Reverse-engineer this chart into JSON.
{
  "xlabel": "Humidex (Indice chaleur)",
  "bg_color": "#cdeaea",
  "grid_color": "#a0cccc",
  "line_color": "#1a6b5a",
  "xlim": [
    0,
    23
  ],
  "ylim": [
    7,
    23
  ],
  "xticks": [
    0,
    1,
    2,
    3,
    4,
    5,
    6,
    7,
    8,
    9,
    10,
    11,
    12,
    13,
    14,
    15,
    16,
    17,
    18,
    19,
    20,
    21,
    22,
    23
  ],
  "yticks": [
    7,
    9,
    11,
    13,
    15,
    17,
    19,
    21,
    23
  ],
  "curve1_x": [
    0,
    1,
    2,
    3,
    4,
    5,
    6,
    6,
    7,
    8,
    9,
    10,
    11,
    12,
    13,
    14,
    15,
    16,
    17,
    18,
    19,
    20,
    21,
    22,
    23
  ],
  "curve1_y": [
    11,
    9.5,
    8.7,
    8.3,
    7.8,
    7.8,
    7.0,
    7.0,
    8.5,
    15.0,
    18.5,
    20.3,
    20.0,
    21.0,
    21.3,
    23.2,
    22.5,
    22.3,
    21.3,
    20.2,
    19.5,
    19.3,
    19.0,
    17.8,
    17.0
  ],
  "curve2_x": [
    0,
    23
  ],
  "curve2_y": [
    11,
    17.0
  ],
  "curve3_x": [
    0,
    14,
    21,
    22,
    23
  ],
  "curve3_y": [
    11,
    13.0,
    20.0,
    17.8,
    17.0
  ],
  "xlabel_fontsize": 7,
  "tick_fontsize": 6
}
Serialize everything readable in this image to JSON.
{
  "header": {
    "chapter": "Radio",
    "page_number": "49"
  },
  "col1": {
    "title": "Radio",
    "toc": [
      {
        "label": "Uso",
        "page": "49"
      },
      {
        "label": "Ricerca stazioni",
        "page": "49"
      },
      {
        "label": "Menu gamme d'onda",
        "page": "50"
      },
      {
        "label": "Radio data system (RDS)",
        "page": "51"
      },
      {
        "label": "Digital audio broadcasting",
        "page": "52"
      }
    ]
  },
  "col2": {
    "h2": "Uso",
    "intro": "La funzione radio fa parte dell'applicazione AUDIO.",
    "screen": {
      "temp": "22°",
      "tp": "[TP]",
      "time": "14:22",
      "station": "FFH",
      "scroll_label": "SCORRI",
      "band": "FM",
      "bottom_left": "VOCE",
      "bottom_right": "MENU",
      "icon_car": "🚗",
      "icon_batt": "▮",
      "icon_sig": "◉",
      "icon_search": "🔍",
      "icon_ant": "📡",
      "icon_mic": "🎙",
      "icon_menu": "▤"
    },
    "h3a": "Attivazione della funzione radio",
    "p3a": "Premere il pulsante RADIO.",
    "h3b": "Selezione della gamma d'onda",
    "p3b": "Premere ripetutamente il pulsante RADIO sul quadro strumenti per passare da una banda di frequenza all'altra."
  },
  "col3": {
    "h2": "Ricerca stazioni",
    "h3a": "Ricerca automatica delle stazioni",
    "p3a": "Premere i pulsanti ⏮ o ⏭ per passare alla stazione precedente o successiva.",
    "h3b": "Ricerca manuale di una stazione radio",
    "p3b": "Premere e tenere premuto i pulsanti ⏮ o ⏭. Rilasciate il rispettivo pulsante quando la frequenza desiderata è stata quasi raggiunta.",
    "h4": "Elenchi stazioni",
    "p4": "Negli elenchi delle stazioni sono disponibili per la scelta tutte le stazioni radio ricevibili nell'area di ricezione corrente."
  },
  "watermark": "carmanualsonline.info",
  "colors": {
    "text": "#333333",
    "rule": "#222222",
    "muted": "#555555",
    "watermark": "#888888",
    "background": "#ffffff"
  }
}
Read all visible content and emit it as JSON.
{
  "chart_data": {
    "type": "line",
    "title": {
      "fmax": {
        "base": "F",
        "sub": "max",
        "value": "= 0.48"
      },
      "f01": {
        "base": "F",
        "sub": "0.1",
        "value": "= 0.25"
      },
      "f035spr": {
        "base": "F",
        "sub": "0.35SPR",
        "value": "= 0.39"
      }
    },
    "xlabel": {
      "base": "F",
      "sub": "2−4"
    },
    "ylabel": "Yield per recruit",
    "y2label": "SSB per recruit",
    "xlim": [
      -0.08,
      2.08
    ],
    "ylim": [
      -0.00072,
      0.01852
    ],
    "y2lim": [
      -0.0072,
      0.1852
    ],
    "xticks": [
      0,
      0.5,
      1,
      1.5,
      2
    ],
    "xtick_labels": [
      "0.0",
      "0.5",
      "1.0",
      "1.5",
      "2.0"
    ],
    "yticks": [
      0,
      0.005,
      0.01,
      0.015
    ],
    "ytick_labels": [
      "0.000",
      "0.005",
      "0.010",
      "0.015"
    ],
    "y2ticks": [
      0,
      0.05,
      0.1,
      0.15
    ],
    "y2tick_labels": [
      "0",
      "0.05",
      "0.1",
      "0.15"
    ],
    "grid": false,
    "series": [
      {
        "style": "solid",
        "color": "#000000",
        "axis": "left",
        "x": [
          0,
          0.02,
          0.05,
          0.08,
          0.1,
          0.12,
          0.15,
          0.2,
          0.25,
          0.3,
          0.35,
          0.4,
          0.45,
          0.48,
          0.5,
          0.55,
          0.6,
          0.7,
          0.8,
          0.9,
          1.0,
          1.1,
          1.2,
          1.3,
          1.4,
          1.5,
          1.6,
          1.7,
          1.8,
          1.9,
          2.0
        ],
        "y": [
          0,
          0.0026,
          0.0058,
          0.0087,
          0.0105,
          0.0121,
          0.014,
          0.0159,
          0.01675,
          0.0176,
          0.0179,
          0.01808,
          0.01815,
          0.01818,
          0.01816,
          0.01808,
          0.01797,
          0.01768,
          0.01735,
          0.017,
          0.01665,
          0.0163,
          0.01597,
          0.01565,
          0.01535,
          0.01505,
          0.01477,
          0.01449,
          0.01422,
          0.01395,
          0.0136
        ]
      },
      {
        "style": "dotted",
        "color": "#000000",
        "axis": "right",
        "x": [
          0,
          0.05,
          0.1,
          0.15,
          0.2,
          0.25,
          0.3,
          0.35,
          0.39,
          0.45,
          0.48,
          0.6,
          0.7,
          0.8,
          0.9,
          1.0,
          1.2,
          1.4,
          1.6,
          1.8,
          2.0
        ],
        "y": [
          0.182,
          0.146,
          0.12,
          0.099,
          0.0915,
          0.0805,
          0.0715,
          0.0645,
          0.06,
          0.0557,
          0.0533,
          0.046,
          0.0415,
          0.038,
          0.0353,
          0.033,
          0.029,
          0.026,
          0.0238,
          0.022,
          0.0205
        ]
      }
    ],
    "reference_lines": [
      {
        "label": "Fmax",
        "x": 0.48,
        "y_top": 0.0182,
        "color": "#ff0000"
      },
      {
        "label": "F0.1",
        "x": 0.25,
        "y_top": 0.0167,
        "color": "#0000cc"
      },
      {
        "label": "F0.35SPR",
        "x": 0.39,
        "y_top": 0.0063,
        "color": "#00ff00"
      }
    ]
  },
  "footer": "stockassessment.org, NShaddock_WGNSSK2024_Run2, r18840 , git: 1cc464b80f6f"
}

* _Stated goal_: Reproduce the records above exactly.

* _Task answer_:
Reverse-engineer this chart into JSON.
{
  "xlabel": "Humidex (Indice chaleur)",
  "bg_color": "#cdeaea",
  "grid_color": "#a0cccc",
  "line_color": "#1a6b5a",
  "xlim": [
    0,
    23
  ],
  "ylim": [
    7,
    23
  ],
  "xticks": [
    0,
    1,
    2,
    3,
    4,
    5,
    6,
    7,
    8,
    9,
    10,
    11,
    12,
    13,
    14,
    15,
    16,
    17,
    18,
    19,
    20,
    21,
    22,
    23
  ],
  "yticks": [
    7,
    9,
    11,
    13,
    15,
    17,
    19,
    21,
    23
  ],
  "curve1_x": [
    0,
    1,
    2,
    3,
    4,
    5,
    6,
    6,
    7,
    8,
    9,
    10,
    11,
    12,
    13,
    14,
    15,
    16,
    17,
    18,
    19,
    20,
    21,
    22,
    23
  ],
  "curve1_y": [
    11,
    9.5,
    8.7,
    8.3,
    7.8,
    7.8,
    7.0,
    7.0,
    8.5,
    15.0,
    18.5,
    20.3,
    20.0,
    21.0,
    21.3,
    23.2,
    22.5,
    22.3,
    21.3,
    20.2,
    19.5,
    19.3,
    19.0,
    17.8,
    17.0
  ],
  "curve2_x": [
    0,
    23
  ],
  "curve2_y": [
    11,
    17.0
  ],
  "curve3_x": [
    0,
    14,
    21,
    22,
    23
  ],
  "curve3_y": [
    11,
    13.0,
    20.0,
    17.8,
    17.0
  ],
  "xlabel_fontsize": 7,
  "tick_fontsize": 6
}
Serialize everything readable in this image to JSON.
{
  "header": {
    "chapter": "Radio",
    "page_number": "49"
  },
  "col1": {
    "title": "Radio",
    "toc": [
      {
        "label": "Uso",
        "page": "49"
      },
      {
        "label": "Ricerca stazioni",
        "page": "49"
      },
      {
        "label": "Menu gamme d'onda",
        "page": "50"
      },
      {
        "label": "Radio data system (RDS)",
        "page": "51"
      },
      {
        "label": "Digital audio broadcasting",
        "page": "52"
      }
    ]
  },
  "col2": {
    "h2": "Uso",
    "intro": "La funzione radio fa parte dell'applicazione AUDIO.",
    "screen": {
      "temp": "22°",
      "tp": "[TP]",
      "time": "14:22",
      "station": "FFH",
      "scroll_label": "SCORRI",
      "band": "FM",
      "bottom_left": "VOCE",
      "bottom_right": "MENU",
      "icon_car": "🚗",
      "icon_batt": "▮",
      "icon_sig": "◉",
      "icon_search": "🔍",
      "icon_ant": "📡",
      "icon_mic": "🎙",
      "icon_menu": "▤"
    },
    "h3a": "Attivazione della funzione radio",
    "p3a": "Premere il pulsante RADIO.",
    "h3b": "Selezione della gamma d'onda",
    "p3b": "Premere ripetutamente il pulsante RADIO sul quadro strumenti per passare da una banda di frequenza all'altra."
  },
  "col3": {
    "h2": "Ricerca stazioni",
    "h3a": "Ricerca automatica delle stazioni",
    "p3a": "Premere i pulsanti ⏮ o ⏭ per passare alla stazione precedente o successiva.",
    "h3b": "Ricerca manuale di una stazione radio",
    "p3b": "Premere e tenere premuto i pulsanti ⏮ o ⏭. Rilasciate il rispettivo pulsante quando la frequenza desiderata è stata quasi raggiunta.",
    "h4": "Elenchi stazioni",
    "p4": "Negli elenchi delle stazioni sono disponibili per la scelta tutte le stazioni radio ricevibili nell'area di ricezione corrente."
  },
  "watermark": "carmanualsonline.info",
  "colors": {
    "text": "#333333",
    "rule": "#222222",
    "muted": "#555555",
    "watermark": "#888888",
    "background": "#ffffff"
  }
}
Read all visible content and emit it as JSON.
{
  "chart_data": {
    "type": "line",
    "title": {
      "fmax": {
        "base": "F",
        "sub": "max",
        "value": "= 0.48"
      },
      "f01": {
        "base": "F",
        "sub": "0.1",
        "value": "= 0.25"
      },
      "f035spr": {
        "base": "F",
        "sub": "0.35SPR",
        "value": "= 0.39"
      }
    },
    "xlabel": {
      "base": "F",
      "sub": "2−4"
    },
    "ylabel": "Yield per recruit",
    "y2label": "SSB per recruit",
    "xlim": [
      -0.08,
      2.08
    ],
    "ylim": [
      -0.00072,
      0.01852
    ],
    "y2lim": [
      -0.0072,
      0.1852
    ],
    "xticks": [
      0,
      0.5,
      1,
      1.5,
      2
    ],
    "xtick_labels": [
      "0.0",
      "0.5",
      "1.0",
      "1.5",
      "2.0"
    ],
    "yticks": [
      0,
      0.005,
      0.01,
      0.015
    ],
    "ytick_labels": [
      "0.000",
      "0.005",
      "0.010",
      "0.015"
    ],
    "y2ticks": [
      0,
      0.05,
      0.1,
      0.15
    ],
    "y2tick_labels": [
      "0",
      "0.05",
      "0.1",
      "0.15"
    ],
    "grid": false,
    "series": [
      {
        "style": "solid",
        "color": "#000000",
        "axis": "left",
        "x": [
          0,
          0.02,
          0.05,
          0.08,
          0.1,
          0.12,
          0.15,
          0.2,
          0.25,
          0.3,
          0.35,
          0.4,
          0.45,
          0.48,
          0.5,
          0.55,
          0.6,
          0.7,
          0.8,
          0.9,
          1.0,
          1.1,
          1.2,
          1.3,
          1.4,
          1.5,
          1.6,
          1.7,
          1.8,
          1.9,
          2.0
        ],
        "y": [
          0,
          0.0026,
          0.0058,
          0.0087,
          0.0105,
          0.0121,
          0.014,
          0.0159,
          0.01675,
          0.0176,
          0.0179,
          0.01808,
          0.01815,
          0.01818,
          0.01816,
          0.01808,
          0.01797,
          0.01768,
          0.01735,
          0.017,
          0.01665,
          0.0163,
          0.01597,
          0.01565,
          0.01535,
          0.01505,
          0.01477,
          0.01449,
          0.01422,
          0.01395,
          0.0136
        ]
      },
      {
        "style": "dotted",
        "color": "#000000",
        "axis": "right",
        "x": [
          0,
          0.05,
          0.1,
          0.15,
          0.2,
          0.25,
          0.3,
          0.35,
          0.39,
          0.45,
          0.48,
          0.6,
          0.7,
          0.8,
          0.9,
          1.0,
          1.2,
          1.4,
          1.6,
          1.8,
          2.0
        ],
        "y": [
          0.182,
          0.146,
          0.12,
          0.099,
          0.0915,
          0.0805,
          0.0715,
          0.0645,
          0.06,
          0.0557,
          0.0533,
          0.046,
          0.0415,
          0.038,
          0.0353,
          0.033,
          0.029,
          0.026,
          0.0238,
          0.022,
          0.0205
        ]
      }
    ],
    "reference_lines": [
      {
        "label": "Fmax",
        "x": 0.48,
        "y_top": 0.0182,
        "color": "#ff0000"
      },
      {
        "label": "F0.1",
        "x": 0.25,
        "y_top": 0.0167,
        "color": "#0000cc"
      },
      {
        "label": "F0.35SPR",
        "x": 0.39,
        "y_top": 0.0063,
        "color": "#00ff00"
      }
    ]
  },
  "footer": "stockassessment.org, NShaddock_WGNSSK2024_Run2, r18840 , git: 1cc464b80f6f"
}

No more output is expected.